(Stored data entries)
▼▼▼
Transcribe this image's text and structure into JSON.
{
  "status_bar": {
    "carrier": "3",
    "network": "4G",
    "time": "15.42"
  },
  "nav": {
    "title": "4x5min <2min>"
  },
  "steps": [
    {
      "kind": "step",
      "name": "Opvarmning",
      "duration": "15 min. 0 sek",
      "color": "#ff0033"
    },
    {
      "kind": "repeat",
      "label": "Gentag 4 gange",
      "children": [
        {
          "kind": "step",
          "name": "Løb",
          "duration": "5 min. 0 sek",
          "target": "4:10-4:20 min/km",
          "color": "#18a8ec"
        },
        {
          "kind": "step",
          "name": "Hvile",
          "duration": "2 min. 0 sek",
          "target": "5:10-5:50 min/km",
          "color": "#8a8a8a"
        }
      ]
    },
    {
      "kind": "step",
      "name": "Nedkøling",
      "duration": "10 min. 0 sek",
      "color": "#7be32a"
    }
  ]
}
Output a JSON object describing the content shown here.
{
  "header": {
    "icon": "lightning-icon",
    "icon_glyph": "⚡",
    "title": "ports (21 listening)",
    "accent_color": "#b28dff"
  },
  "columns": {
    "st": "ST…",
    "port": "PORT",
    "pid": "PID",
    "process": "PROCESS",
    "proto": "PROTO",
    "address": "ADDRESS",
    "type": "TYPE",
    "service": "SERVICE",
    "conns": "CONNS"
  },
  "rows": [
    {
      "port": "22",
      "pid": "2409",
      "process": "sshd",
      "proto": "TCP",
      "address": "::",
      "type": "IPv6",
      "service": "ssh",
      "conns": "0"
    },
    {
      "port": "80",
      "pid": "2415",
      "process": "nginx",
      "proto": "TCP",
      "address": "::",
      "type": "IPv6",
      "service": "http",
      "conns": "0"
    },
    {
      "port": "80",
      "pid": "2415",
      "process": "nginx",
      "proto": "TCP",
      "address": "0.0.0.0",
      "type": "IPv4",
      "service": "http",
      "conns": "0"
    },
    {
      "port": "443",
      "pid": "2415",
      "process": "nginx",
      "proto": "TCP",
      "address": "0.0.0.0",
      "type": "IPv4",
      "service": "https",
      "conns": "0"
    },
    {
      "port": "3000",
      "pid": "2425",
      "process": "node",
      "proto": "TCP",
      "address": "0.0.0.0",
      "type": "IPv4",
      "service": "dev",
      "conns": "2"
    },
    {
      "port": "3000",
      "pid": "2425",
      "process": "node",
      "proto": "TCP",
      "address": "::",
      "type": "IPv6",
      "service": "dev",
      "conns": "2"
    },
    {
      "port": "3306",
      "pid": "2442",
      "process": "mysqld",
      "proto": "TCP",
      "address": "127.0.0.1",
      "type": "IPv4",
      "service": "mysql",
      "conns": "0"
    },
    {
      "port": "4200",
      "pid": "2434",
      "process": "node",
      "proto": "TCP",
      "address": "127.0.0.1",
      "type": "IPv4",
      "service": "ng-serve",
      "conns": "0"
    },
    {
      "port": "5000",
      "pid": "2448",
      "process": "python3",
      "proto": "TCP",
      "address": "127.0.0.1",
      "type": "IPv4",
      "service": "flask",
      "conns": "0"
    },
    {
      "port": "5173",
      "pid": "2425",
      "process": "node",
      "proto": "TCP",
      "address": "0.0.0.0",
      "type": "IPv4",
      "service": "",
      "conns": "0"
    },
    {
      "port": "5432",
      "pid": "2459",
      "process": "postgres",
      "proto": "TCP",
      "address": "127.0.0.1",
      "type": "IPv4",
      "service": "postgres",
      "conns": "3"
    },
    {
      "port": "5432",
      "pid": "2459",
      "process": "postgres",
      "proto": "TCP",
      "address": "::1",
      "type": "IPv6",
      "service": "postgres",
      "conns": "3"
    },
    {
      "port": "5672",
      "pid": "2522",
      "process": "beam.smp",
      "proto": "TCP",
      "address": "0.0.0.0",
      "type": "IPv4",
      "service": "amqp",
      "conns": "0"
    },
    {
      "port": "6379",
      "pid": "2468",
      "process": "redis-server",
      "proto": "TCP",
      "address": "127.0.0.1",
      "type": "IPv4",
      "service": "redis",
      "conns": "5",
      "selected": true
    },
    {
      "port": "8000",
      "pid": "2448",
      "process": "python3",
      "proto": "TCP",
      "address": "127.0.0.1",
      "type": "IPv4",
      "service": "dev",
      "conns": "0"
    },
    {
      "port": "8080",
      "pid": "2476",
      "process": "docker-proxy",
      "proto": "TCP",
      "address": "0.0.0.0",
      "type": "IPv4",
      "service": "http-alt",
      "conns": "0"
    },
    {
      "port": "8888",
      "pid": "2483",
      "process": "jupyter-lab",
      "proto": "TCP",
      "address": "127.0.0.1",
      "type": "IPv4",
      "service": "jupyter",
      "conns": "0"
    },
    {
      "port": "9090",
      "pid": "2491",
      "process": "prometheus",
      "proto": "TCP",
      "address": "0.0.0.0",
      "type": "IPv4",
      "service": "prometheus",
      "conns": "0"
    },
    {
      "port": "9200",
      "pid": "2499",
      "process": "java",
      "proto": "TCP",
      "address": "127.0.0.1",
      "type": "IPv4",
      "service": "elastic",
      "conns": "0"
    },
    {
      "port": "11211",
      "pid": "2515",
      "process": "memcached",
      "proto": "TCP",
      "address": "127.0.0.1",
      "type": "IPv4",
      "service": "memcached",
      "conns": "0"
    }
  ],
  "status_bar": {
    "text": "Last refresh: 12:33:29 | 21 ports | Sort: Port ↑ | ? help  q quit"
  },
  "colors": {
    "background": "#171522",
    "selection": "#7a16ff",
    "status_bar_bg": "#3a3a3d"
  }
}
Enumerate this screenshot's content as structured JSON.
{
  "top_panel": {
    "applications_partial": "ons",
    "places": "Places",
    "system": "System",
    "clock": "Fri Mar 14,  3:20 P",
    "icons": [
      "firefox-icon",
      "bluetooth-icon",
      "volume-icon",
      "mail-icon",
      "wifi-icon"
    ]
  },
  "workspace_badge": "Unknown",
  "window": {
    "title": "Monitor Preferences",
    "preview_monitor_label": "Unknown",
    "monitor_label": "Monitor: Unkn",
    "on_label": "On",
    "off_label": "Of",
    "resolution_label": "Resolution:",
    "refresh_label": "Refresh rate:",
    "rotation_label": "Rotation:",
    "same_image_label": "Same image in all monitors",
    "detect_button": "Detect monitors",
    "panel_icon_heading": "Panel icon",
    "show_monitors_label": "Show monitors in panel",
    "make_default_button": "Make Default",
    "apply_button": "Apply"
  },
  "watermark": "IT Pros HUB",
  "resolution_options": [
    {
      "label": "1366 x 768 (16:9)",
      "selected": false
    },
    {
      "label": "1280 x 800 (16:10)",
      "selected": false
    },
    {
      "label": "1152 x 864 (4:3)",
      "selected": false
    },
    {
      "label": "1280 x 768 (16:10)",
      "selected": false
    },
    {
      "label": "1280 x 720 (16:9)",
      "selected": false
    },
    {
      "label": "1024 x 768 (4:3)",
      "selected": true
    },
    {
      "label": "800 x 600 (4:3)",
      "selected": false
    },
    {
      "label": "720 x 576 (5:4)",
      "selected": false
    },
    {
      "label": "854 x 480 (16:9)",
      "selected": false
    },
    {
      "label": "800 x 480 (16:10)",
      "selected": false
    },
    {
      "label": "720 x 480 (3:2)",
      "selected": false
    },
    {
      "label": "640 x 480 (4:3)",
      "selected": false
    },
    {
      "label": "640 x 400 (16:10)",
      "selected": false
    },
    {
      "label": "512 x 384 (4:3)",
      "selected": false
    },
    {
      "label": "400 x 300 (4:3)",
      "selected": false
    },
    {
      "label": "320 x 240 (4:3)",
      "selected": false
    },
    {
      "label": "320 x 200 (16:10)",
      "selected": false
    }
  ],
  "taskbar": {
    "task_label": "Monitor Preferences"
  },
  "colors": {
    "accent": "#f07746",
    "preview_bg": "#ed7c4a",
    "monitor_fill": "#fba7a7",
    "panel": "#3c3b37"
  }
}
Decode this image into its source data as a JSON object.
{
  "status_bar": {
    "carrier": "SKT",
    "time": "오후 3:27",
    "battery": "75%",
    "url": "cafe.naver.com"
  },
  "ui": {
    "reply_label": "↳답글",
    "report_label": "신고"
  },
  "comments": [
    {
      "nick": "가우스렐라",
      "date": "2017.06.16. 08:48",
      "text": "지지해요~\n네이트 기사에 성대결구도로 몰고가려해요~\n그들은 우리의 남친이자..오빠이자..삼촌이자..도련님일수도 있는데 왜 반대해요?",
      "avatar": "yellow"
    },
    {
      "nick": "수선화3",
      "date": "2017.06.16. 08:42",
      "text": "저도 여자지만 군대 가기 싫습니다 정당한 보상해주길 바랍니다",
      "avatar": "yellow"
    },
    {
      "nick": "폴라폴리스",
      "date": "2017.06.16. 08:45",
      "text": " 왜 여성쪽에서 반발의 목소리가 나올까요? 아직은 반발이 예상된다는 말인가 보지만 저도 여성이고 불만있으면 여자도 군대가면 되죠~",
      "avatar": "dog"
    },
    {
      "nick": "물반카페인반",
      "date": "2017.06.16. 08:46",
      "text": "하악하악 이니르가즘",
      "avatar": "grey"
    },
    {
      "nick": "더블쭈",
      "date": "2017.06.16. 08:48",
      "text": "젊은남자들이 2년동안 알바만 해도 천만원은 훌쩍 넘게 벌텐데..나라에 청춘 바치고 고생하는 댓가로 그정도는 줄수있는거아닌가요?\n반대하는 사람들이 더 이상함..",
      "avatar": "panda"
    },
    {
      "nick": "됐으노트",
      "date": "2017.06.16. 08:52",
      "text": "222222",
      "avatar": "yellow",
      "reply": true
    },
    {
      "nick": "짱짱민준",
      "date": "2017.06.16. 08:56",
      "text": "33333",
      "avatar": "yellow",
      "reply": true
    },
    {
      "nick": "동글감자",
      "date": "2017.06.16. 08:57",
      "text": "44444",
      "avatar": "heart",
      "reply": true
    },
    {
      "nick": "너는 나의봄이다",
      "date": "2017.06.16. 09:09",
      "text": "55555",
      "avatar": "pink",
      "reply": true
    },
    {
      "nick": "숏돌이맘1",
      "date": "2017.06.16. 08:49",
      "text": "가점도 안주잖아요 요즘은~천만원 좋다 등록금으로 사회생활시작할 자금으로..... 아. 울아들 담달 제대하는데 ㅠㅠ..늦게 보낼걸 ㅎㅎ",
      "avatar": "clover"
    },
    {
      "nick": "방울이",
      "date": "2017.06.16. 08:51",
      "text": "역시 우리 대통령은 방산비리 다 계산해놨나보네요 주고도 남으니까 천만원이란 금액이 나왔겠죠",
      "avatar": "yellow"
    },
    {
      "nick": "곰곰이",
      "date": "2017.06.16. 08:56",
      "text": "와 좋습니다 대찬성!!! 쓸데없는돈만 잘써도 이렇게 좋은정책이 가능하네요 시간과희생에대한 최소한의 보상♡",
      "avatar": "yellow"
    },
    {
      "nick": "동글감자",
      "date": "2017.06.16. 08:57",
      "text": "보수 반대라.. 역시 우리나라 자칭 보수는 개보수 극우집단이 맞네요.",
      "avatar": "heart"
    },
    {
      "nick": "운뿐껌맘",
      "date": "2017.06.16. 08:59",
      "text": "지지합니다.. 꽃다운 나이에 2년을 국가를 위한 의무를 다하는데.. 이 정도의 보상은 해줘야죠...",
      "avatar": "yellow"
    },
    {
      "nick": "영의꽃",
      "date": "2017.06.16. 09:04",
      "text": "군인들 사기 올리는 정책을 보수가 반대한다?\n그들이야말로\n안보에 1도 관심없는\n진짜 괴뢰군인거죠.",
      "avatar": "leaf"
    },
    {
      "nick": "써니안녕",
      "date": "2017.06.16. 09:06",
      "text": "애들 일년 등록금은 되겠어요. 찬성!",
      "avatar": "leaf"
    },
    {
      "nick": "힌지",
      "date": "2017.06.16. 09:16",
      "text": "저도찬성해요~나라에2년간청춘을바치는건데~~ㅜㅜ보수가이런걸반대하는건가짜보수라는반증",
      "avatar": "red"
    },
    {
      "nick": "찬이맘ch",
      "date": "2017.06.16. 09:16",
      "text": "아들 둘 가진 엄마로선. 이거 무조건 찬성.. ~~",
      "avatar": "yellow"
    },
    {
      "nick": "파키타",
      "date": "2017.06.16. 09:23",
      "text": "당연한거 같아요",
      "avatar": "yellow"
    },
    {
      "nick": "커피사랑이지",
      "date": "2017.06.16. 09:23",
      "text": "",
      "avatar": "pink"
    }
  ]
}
▲▲▲
### Requirements
Pick every line with "into" in it and copy it.

### Solution
Transcribe this image's text and structure into JSON.
Decode this image into its source data as a JSON object.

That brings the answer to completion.